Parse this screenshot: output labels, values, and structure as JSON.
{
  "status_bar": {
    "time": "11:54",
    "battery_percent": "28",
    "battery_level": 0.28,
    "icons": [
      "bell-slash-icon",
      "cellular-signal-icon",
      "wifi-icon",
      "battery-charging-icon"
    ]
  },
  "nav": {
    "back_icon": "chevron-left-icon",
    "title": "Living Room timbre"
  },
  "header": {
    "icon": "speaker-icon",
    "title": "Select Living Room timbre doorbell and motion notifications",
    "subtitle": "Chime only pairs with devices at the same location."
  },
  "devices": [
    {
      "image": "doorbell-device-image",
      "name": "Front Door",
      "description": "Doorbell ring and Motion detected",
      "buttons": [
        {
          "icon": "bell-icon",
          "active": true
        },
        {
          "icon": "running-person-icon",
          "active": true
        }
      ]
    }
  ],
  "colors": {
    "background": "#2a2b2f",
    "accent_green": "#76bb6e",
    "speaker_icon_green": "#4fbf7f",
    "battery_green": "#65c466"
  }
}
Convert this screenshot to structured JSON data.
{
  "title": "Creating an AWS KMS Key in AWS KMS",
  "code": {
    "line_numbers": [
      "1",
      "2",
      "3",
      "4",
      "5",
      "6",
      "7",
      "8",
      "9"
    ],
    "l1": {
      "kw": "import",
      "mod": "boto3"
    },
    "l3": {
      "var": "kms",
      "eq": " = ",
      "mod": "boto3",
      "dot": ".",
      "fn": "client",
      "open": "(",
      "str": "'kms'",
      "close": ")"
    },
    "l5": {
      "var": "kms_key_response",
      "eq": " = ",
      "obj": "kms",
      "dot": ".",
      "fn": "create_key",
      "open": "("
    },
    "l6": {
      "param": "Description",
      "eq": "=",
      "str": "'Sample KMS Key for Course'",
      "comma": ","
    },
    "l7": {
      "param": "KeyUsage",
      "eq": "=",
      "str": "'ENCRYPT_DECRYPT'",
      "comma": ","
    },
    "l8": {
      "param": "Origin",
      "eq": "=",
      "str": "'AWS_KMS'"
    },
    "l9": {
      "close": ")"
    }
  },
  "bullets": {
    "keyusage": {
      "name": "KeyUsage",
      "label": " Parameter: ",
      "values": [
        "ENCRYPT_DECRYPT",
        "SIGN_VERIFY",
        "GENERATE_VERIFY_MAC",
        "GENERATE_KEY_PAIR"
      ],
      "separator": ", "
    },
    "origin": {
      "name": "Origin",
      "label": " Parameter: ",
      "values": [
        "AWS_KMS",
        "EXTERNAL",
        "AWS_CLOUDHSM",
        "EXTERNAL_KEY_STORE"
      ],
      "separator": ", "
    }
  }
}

══════════════════════════════

PROBLEM DESCRIPTION - For the listing above, give the number of lines in which the string "this" occurs, and nothing else.

RESULT - 2